▶ **RECORDS TO PROCESS**
★ ★ ★

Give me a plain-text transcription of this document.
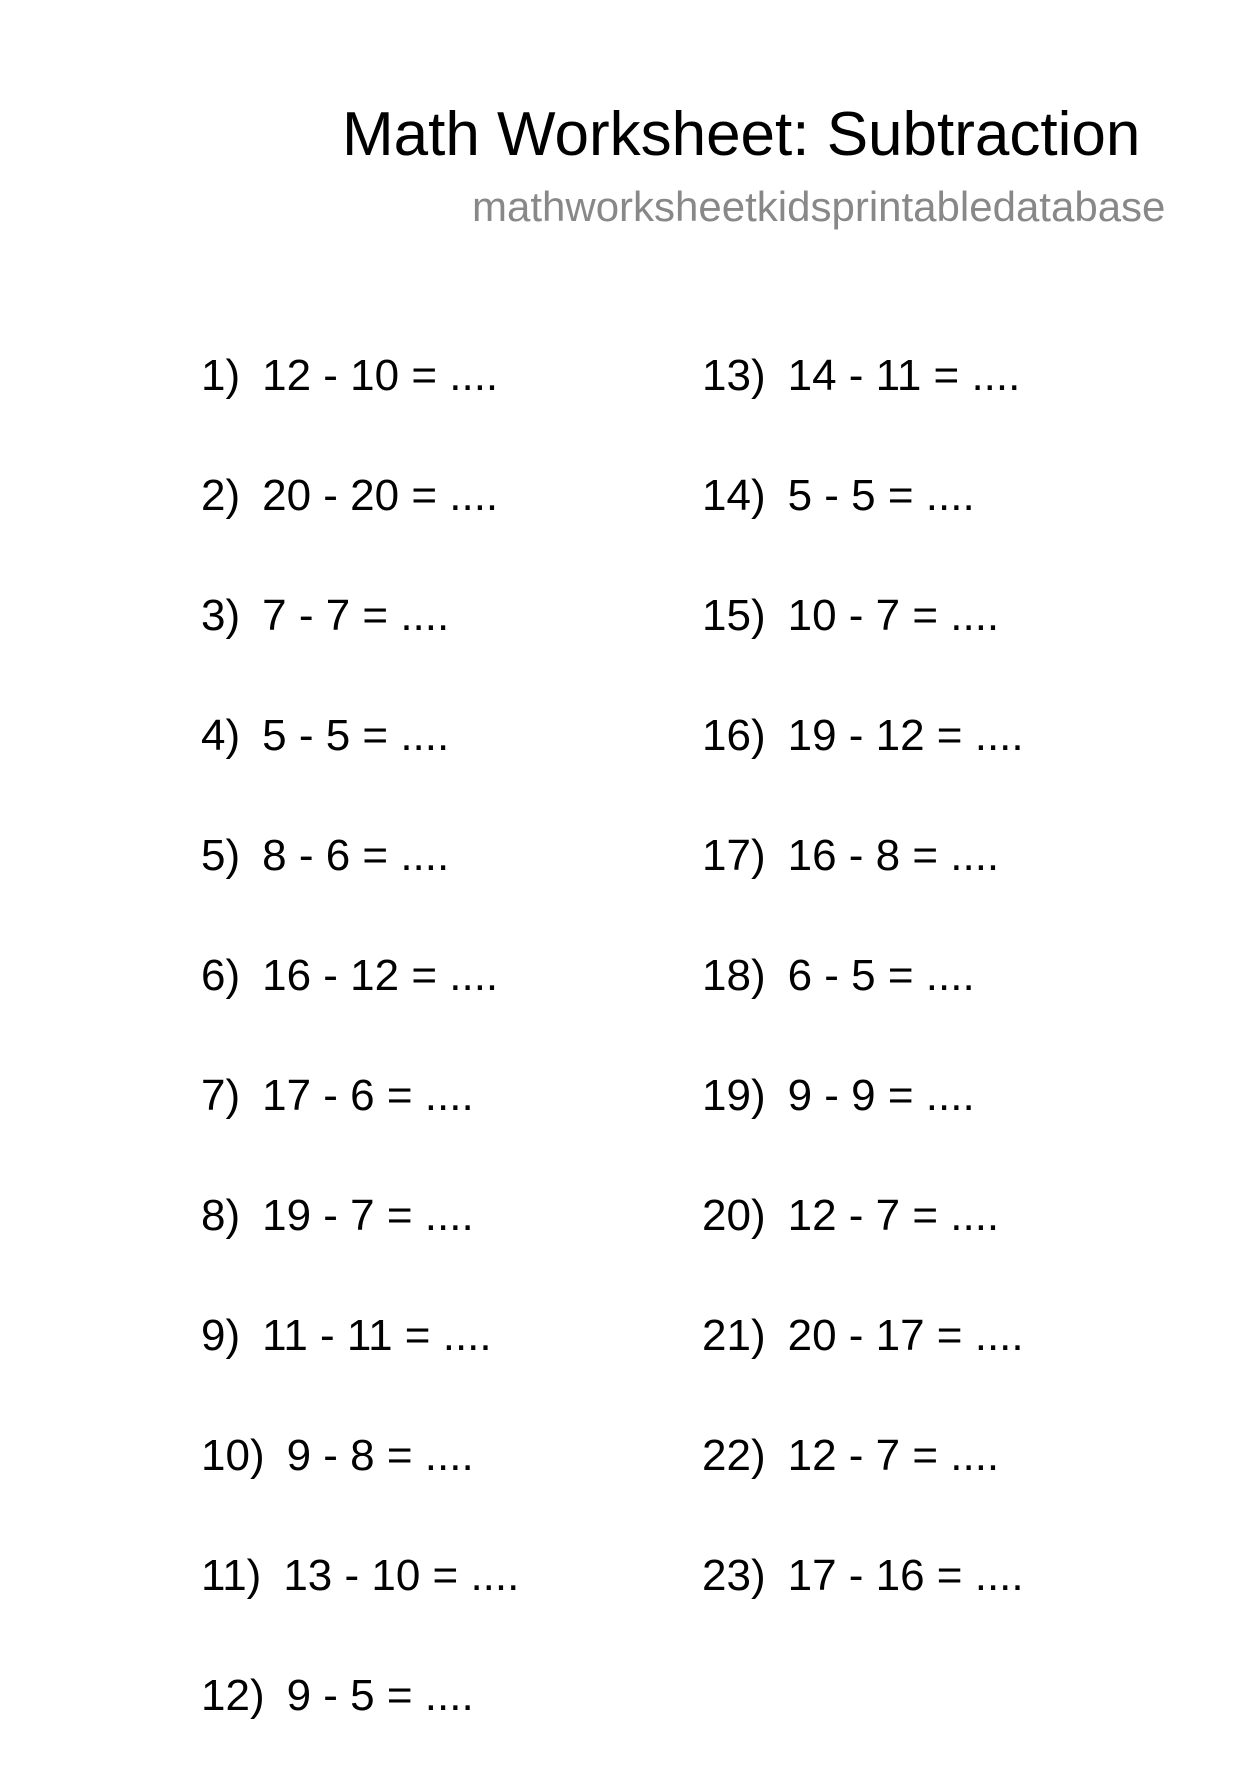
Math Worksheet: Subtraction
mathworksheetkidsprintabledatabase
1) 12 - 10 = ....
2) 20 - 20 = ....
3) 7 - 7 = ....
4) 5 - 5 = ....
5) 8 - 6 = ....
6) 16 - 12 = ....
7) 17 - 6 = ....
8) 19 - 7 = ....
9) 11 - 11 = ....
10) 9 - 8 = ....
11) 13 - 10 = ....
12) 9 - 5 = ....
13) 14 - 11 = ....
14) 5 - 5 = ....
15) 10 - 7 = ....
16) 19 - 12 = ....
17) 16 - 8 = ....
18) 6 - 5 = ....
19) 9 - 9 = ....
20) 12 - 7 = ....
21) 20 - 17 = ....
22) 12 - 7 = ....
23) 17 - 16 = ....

★ ★ ★

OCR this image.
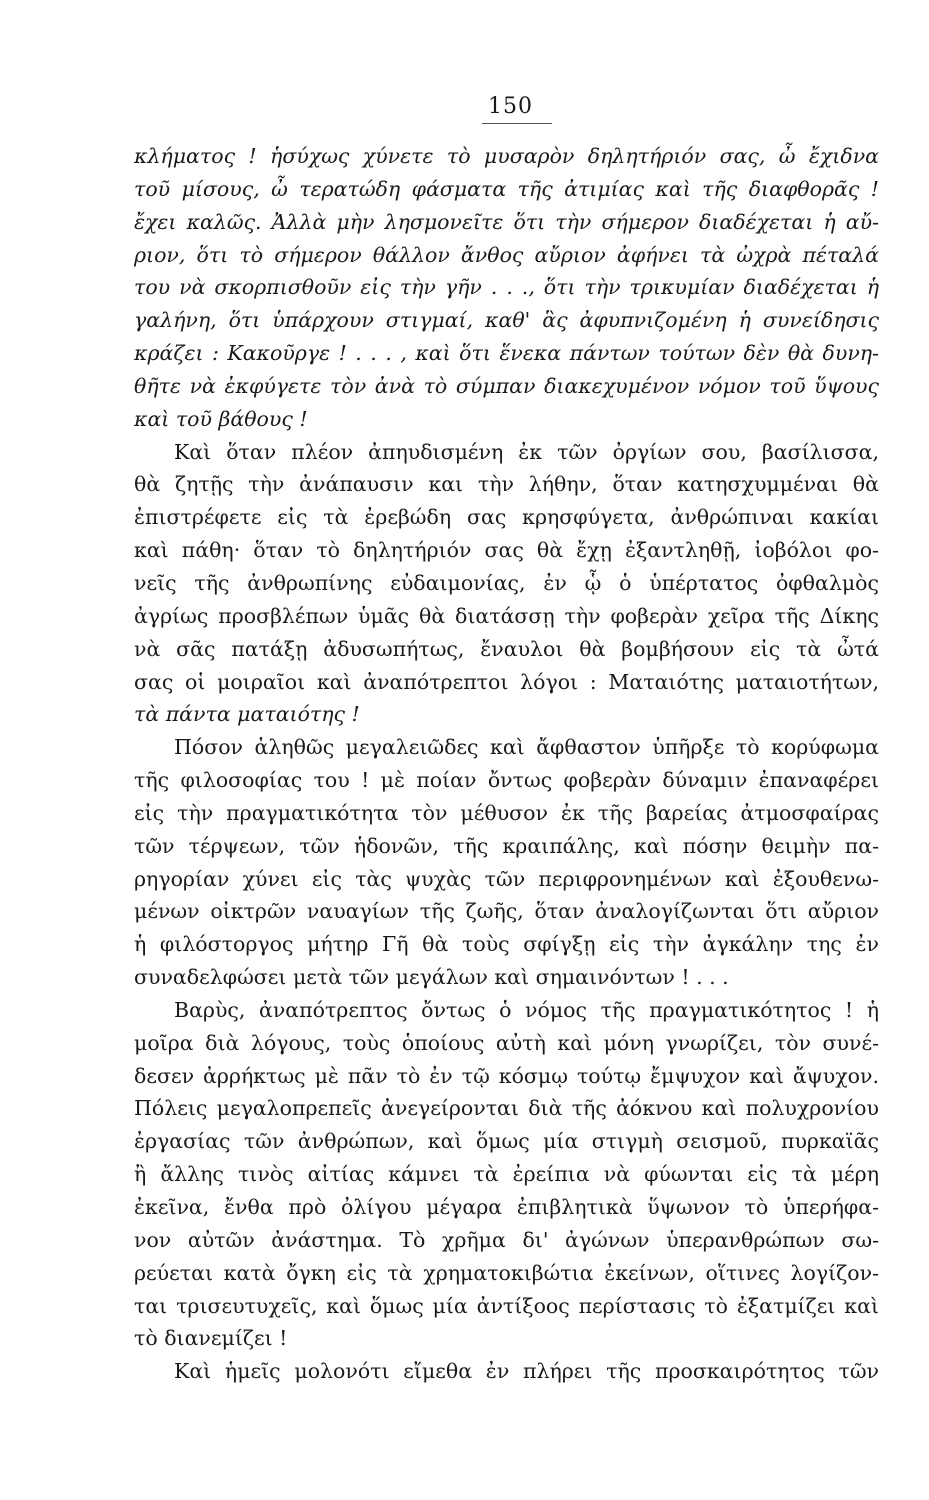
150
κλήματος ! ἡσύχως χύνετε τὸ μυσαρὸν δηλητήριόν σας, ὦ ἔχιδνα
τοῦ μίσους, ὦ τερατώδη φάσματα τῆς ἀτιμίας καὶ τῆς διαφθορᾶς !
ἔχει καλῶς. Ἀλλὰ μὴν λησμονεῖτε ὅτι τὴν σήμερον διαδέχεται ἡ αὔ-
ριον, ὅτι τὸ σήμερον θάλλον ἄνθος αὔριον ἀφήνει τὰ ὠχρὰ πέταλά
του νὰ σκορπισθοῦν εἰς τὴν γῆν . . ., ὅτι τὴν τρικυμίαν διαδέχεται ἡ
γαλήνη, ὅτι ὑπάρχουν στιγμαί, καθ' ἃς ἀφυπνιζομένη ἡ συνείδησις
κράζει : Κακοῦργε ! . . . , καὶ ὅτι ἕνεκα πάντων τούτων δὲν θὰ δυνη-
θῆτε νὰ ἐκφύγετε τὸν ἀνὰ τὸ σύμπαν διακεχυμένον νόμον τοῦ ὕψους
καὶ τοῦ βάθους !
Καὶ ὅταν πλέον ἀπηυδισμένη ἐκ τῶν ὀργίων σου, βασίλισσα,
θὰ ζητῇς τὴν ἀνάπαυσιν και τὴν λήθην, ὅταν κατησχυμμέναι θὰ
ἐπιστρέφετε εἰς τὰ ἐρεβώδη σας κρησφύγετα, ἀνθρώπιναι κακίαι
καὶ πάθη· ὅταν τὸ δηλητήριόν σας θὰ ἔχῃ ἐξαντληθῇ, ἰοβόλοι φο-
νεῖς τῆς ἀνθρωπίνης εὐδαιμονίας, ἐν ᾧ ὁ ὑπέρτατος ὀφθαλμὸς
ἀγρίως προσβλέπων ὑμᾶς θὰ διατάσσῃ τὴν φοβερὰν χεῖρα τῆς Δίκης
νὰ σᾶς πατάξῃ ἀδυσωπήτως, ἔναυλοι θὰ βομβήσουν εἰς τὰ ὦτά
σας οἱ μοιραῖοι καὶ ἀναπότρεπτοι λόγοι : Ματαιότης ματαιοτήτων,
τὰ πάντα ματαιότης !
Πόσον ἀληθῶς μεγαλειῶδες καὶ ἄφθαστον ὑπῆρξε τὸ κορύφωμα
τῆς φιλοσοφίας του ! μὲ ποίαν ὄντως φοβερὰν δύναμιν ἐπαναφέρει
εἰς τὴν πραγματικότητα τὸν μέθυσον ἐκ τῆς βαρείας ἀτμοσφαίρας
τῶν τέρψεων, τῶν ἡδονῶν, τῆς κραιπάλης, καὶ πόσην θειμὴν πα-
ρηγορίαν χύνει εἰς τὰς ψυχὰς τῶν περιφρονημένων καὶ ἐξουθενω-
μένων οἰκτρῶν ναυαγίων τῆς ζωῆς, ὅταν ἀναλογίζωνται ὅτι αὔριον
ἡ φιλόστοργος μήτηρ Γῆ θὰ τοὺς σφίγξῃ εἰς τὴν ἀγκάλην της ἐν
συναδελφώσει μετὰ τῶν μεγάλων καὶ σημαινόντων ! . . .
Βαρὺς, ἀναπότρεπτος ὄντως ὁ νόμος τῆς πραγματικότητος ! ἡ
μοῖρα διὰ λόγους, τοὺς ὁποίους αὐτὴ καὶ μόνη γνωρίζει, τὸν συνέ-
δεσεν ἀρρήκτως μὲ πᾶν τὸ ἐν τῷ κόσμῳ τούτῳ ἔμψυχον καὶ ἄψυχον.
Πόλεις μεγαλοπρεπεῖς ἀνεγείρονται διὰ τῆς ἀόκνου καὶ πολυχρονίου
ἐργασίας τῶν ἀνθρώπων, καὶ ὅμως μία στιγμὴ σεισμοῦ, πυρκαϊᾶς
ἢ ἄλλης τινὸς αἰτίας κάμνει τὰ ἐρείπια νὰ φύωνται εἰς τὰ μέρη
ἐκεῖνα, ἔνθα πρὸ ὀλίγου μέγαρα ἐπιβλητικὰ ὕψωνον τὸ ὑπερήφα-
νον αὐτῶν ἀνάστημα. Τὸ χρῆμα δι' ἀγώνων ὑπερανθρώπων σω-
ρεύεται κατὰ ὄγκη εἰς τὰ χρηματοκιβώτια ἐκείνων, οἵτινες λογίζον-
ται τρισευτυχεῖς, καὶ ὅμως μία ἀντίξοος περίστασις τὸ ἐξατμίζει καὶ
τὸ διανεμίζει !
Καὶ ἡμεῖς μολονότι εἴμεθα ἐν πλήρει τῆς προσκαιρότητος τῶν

★ ★ ★

▶ **WHAT NEEDS TO BE DONE**
Extract every line of the records above that contains the word "ὄντως".

▶ **CORRECT RESPONSE**
τῆς φιλοσοφίας του ! μὲ ποίαν ὄντως φοβερὰν δύναμιν ἐπαναφέρει
Βαρὺς, ἀναπότρεπτος ὄντως ὁ νόμος τῆς πραγματικότητος ! ἡ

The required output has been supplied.